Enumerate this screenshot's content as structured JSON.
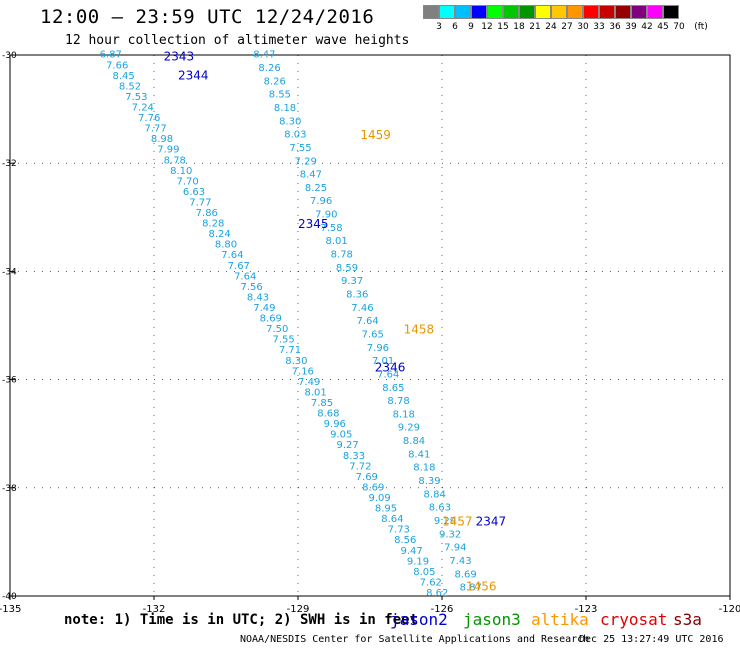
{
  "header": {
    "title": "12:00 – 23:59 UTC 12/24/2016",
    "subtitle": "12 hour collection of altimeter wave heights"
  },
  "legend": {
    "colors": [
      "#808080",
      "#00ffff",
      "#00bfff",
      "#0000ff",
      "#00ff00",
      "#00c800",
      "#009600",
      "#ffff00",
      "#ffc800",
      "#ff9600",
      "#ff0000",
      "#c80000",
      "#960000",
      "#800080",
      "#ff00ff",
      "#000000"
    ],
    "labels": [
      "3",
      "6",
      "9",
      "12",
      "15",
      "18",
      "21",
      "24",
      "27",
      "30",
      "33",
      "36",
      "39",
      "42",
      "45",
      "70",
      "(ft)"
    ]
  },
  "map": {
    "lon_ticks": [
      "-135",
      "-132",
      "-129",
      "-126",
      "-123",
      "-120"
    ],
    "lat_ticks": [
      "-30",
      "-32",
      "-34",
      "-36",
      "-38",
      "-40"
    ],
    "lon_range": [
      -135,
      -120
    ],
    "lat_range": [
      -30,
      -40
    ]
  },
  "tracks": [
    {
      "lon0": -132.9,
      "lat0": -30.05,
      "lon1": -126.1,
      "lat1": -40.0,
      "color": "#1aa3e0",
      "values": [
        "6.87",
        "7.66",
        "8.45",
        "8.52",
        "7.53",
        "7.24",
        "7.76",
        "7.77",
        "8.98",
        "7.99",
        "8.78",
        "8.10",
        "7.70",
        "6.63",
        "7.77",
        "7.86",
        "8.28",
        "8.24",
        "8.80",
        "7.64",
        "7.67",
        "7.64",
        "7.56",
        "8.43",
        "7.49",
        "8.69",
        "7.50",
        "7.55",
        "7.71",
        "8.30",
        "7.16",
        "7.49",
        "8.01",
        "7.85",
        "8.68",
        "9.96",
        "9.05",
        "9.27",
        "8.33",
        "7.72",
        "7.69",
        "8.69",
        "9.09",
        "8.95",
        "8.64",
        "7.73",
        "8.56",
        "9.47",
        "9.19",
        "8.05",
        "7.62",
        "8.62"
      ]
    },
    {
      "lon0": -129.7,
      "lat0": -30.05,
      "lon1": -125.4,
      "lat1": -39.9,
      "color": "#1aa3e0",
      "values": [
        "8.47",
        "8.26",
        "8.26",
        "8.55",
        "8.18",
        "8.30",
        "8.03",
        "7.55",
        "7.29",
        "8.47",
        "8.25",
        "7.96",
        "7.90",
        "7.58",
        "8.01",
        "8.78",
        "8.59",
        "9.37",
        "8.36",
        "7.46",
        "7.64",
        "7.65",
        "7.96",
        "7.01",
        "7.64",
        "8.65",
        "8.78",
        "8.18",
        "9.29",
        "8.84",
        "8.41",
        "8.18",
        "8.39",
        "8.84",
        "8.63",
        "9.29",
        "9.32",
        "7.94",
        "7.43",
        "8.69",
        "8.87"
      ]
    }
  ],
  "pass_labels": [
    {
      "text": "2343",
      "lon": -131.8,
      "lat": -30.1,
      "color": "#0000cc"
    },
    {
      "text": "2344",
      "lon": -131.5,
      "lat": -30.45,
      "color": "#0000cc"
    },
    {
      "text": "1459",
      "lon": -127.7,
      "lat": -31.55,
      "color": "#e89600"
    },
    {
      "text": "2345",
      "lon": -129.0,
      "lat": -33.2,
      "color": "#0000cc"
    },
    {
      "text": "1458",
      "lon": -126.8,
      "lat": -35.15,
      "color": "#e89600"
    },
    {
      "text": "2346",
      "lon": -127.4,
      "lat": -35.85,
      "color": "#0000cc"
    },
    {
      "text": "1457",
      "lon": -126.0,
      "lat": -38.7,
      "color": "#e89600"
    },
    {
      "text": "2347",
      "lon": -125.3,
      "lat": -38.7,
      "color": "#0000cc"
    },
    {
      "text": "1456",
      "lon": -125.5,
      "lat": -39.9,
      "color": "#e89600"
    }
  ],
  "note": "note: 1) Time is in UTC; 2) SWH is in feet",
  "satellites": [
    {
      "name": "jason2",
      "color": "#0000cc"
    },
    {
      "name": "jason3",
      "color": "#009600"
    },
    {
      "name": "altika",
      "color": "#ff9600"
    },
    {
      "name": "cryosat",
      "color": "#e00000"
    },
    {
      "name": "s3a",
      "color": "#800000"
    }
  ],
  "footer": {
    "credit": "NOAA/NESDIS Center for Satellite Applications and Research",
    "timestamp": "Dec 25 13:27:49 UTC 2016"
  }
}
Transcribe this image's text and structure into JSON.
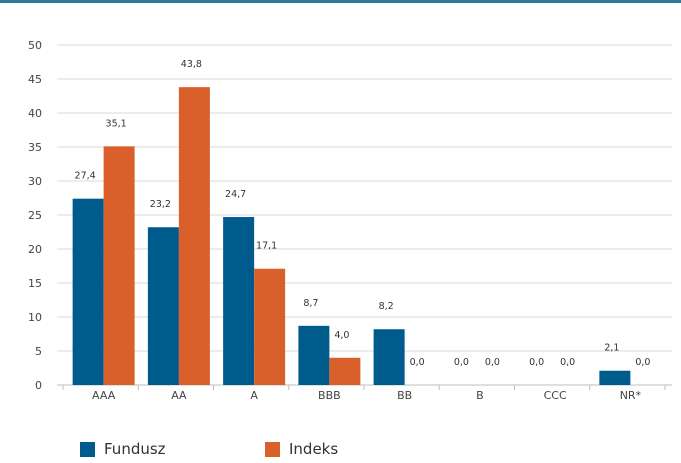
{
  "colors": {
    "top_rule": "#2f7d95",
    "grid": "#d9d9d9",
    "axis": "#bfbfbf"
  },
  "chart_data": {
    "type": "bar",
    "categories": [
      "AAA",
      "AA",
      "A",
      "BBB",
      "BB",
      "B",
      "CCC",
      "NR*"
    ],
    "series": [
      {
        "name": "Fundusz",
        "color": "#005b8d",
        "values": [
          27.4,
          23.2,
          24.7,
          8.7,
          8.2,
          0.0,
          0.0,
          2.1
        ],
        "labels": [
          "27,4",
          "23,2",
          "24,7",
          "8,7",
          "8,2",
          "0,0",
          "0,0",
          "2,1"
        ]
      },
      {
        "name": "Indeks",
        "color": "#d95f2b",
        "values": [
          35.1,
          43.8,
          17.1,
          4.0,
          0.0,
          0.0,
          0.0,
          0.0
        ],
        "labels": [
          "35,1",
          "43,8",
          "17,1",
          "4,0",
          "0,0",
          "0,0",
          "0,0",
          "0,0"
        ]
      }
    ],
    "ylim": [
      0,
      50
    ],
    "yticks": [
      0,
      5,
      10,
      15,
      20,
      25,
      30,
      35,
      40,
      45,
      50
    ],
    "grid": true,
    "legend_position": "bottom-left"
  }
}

════════

#### What to produce:
Every record must be copied exactly, with images dropped from the result.

#### Result of the exercise:
Enumerate this screenshot's content as structured JSON.
{
  "header": {
    "title": "12:00 – 23:59 UTC 12/24/2016",
    "subtitle": "12 hour collection of altimeter wave heights"
  },
  "legend": {
    "colors": [
      "#808080",
      "#00ffff",
      "#00bfff",
      "#0000ff",
      "#00ff00",
      "#00c800",
      "#009600",
      "#ffff00",
      "#ffc800",
      "#ff9600",
      "#ff0000",
      "#c80000",
      "#960000",
      "#800080",
      "#ff00ff",
      "#000000"
    ],
    "labels": [
      "3",
      "6",
      "9",
      "12",
      "15",
      "18",
      "21",
      "24",
      "27",
      "30",
      "33",
      "36",
      "39",
      "42",
      "45",
      "70",
      "(ft)"
    ]
  },
  "map": {
    "lon_ticks": [
      "-135",
      "-132",
      "-129",
      "-126",
      "-123",
      "-120"
    ],
    "lat_ticks": [
      "-30",
      "-32",
      "-34",
      "-36",
      "-38",
      "-40"
    ],
    "lon_range": [
      -135,
      -120
    ],
    "lat_range": [
      -30,
      -40
    ]
  },
  "tracks": [
    {
      "lon0": -132.9,
      "lat0": -30.05,
      "lon1": -126.1,
      "lat1": -40.0,
      "color": "#1aa3e0",
      "values": [
        "6.87",
        "7.66",
        "8.45",
        "8.52",
        "7.53",
        "7.24",
        "7.76",
        "7.77",
        "8.98",
        "7.99",
        "8.78",
        "8.10",
        "7.70",
        "6.63",
        "7.77",
        "7.86",
        "8.28",
        "8.24",
        "8.80",
        "7.64",
        "7.67",
        "7.64",
        "7.56",
        "8.43",
        "7.49",
        "8.69",
        "7.50",
        "7.55",
        "7.71",
        "8.30",
        "7.16",
        "7.49",
        "8.01",
        "7.85",
        "8.68",
        "9.96",
        "9.05",
        "9.27",
        "8.33",
        "7.72",
        "7.69",
        "8.69",
        "9.09",
        "8.95",
        "8.64",
        "7.73",
        "8.56",
        "9.47",
        "9.19",
        "8.05",
        "7.62",
        "8.62"
      ]
    },
    {
      "lon0": -129.7,
      "lat0": -30.05,
      "lon1": -125.4,
      "lat1": -39.9,
      "color": "#1aa3e0",
      "values": [
        "8.47",
        "8.26",
        "8.26",
        "8.55",
        "8.18",
        "8.30",
        "8.03",
        "7.55",
        "7.29",
        "8.47",
        "8.25",
        "7.96",
        "7.90",
        "7.58",
        "8.01",
        "8.78",
        "8.59",
        "9.37",
        "8.36",
        "7.46",
        "7.64",
        "7.65",
        "7.96",
        "7.01",
        "7.64",
        "8.65",
        "8.78",
        "8.18",
        "9.29",
        "8.84",
        "8.41",
        "8.18",
        "8.39",
        "8.84",
        "8.63",
        "9.29",
        "9.32",
        "7.94",
        "7.43",
        "8.69",
        "8.87"
      ]
    }
  ],
  "pass_labels": [
    {
      "text": "2343",
      "lon": -131.8,
      "lat": -30.1,
      "color": "#0000cc"
    },
    {
      "text": "2344",
      "lon": -131.5,
      "lat": -30.45,
      "color": "#0000cc"
    },
    {
      "text": "1459",
      "lon": -127.7,
      "lat": -31.55,
      "color": "#e89600"
    },
    {
      "text": "2345",
      "lon": -129.0,
      "lat": -33.2,
      "color": "#0000cc"
    },
    {
      "text": "1458",
      "lon": -126.8,
      "lat": -35.15,
      "color": "#e89600"
    },
    {
      "text": "2346",
      "lon": -127.4,
      "lat": -35.85,
      "color": "#0000cc"
    },
    {
      "text": "1457",
      "lon": -126.0,
      "lat": -38.7,
      "color": "#e89600"
    },
    {
      "text": "2347",
      "lon": -125.3,
      "lat": -38.7,
      "color": "#0000cc"
    },
    {
      "text": "1456",
      "lon": -125.5,
      "lat": -39.9,
      "color": "#e89600"
    }
  ],
  "note": "note: 1) Time is in UTC; 2) SWH is in feet",
  "satellites": [
    {
      "name": "jason2",
      "color": "#0000cc"
    },
    {
      "name": "jason3",
      "color": "#009600"
    },
    {
      "name": "altika",
      "color": "#ff9600"
    },
    {
      "name": "cryosat",
      "color": "#e00000"
    },
    {
      "name": "s3a",
      "color": "#800000"
    }
  ],
  "footer": {
    "credit": "NOAA/NESDIS Center for Satellite Applications and Research",
    "timestamp": "Dec 25 13:27:49 UTC 2016"
  }
}
Transcribe this image's text and structure into JSON.
{
  "colors": {
    "top_rule": "#2f7d95",
    "grid": "#d9d9d9",
    "axis": "#bfbfbf"
  },
  "chart_data": {
    "type": "bar",
    "categories": [
      "AAA",
      "AA",
      "A",
      "BBB",
      "BB",
      "B",
      "CCC",
      "NR*"
    ],
    "series": [
      {
        "name": "Fundusz",
        "color": "#005b8d",
        "values": [
          27.4,
          23.2,
          24.7,
          8.7,
          8.2,
          0.0,
          0.0,
          2.1
        ],
        "labels": [
          "27,4",
          "23,2",
          "24,7",
          "8,7",
          "8,2",
          "0,0",
          "0,0",
          "2,1"
        ]
      },
      {
        "name": "Indeks",
        "color": "#d95f2b",
        "values": [
          35.1,
          43.8,
          17.1,
          4.0,
          0.0,
          0.0,
          0.0,
          0.0
        ],
        "labels": [
          "35,1",
          "43,8",
          "17,1",
          "4,0",
          "0,0",
          "0,0",
          "0,0",
          "0,0"
        ]
      }
    ],
    "ylim": [
      0,
      50
    ],
    "yticks": [
      0,
      5,
      10,
      15,
      20,
      25,
      30,
      35,
      40,
      45,
      50
    ],
    "grid": true,
    "legend_position": "bottom-left"
  }
}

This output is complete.